++++ Records for this exercise
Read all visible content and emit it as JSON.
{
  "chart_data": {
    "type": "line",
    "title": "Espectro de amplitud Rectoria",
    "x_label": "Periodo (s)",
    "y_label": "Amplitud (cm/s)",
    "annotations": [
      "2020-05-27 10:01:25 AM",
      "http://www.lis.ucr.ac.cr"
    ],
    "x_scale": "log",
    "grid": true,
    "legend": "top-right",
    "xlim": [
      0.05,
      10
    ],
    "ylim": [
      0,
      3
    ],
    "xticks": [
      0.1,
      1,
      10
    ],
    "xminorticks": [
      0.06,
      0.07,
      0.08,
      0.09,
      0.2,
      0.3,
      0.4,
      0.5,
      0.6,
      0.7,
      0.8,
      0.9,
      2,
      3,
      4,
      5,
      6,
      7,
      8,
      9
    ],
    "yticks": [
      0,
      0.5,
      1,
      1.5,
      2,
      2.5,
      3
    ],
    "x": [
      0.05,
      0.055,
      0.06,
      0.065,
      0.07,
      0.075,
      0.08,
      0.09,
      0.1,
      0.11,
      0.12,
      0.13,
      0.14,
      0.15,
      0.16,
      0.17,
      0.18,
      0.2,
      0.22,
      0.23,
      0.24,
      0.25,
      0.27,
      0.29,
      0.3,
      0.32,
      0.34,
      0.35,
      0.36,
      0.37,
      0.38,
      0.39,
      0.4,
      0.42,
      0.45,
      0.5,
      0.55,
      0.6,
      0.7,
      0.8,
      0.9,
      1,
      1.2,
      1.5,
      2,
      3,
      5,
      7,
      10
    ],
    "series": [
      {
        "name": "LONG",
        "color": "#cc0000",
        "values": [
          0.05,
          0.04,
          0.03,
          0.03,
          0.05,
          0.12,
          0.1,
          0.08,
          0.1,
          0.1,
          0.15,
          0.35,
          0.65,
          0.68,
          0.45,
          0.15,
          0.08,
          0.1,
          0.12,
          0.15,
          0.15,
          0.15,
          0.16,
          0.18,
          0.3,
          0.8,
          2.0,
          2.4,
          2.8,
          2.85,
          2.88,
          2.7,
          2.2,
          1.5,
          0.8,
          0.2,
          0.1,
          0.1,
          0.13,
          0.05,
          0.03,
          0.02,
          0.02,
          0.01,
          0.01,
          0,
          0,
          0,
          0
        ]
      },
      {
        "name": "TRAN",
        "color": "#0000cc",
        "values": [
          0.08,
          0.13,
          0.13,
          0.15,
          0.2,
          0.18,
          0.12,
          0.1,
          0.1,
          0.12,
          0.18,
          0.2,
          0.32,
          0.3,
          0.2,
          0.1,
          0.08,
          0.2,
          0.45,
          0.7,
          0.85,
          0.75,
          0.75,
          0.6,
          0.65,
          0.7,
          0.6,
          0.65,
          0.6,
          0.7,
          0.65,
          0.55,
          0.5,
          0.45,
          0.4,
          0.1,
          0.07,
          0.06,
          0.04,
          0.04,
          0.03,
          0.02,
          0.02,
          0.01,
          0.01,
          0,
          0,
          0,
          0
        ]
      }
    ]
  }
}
++++++++
| Job |
Nothing in the listing may be changed; retype it all exactly.

| Answer below |
Read all visible content and emit it as JSON.
{
  "chart_data": {
    "type": "line",
    "title": "Espectro de amplitud Rectoria",
    "x_label": "Periodo (s)",
    "y_label": "Amplitud (cm/s)",
    "annotations": [
      "2020-05-27 10:01:25 AM",
      "http://www.lis.ucr.ac.cr"
    ],
    "x_scale": "log",
    "grid": true,
    "legend": "top-right",
    "xlim": [
      0.05,
      10
    ],
    "ylim": [
      0,
      3
    ],
    "xticks": [
      0.1,
      1,
      10
    ],
    "xminorticks": [
      0.06,
      0.07,
      0.08,
      0.09,
      0.2,
      0.3,
      0.4,
      0.5,
      0.6,
      0.7,
      0.8,
      0.9,
      2,
      3,
      4,
      5,
      6,
      7,
      8,
      9
    ],
    "yticks": [
      0,
      0.5,
      1,
      1.5,
      2,
      2.5,
      3
    ],
    "x": [
      0.05,
      0.055,
      0.06,
      0.065,
      0.07,
      0.075,
      0.08,
      0.09,
      0.1,
      0.11,
      0.12,
      0.13,
      0.14,
      0.15,
      0.16,
      0.17,
      0.18,
      0.2,
      0.22,
      0.23,
      0.24,
      0.25,
      0.27,
      0.29,
      0.3,
      0.32,
      0.34,
      0.35,
      0.36,
      0.37,
      0.38,
      0.39,
      0.4,
      0.42,
      0.45,
      0.5,
      0.55,
      0.6,
      0.7,
      0.8,
      0.9,
      1,
      1.2,
      1.5,
      2,
      3,
      5,
      7,
      10
    ],
    "series": [
      {
        "name": "LONG",
        "color": "#cc0000",
        "values": [
          0.05,
          0.04,
          0.03,
          0.03,
          0.05,
          0.12,
          0.1,
          0.08,
          0.1,
          0.1,
          0.15,
          0.35,
          0.65,
          0.68,
          0.45,
          0.15,
          0.08,
          0.1,
          0.12,
          0.15,
          0.15,
          0.15,
          0.16,
          0.18,
          0.3,
          0.8,
          2.0,
          2.4,
          2.8,
          2.85,
          2.88,
          2.7,
          2.2,
          1.5,
          0.8,
          0.2,
          0.1,
          0.1,
          0.13,
          0.05,
          0.03,
          0.02,
          0.02,
          0.01,
          0.01,
          0,
          0,
          0,
          0
        ]
      },
      {
        "name": "TRAN",
        "color": "#0000cc",
        "values": [
          0.08,
          0.13,
          0.13,
          0.15,
          0.2,
          0.18,
          0.12,
          0.1,
          0.1,
          0.12,
          0.18,
          0.2,
          0.32,
          0.3,
          0.2,
          0.1,
          0.08,
          0.2,
          0.45,
          0.7,
          0.85,
          0.75,
          0.75,
          0.6,
          0.65,
          0.7,
          0.6,
          0.65,
          0.6,
          0.7,
          0.65,
          0.55,
          0.5,
          0.45,
          0.4,
          0.1,
          0.07,
          0.06,
          0.04,
          0.04,
          0.03,
          0.02,
          0.02,
          0.01,
          0.01,
          0,
          0,
          0,
          0
        ]
      }
    ]
  }
}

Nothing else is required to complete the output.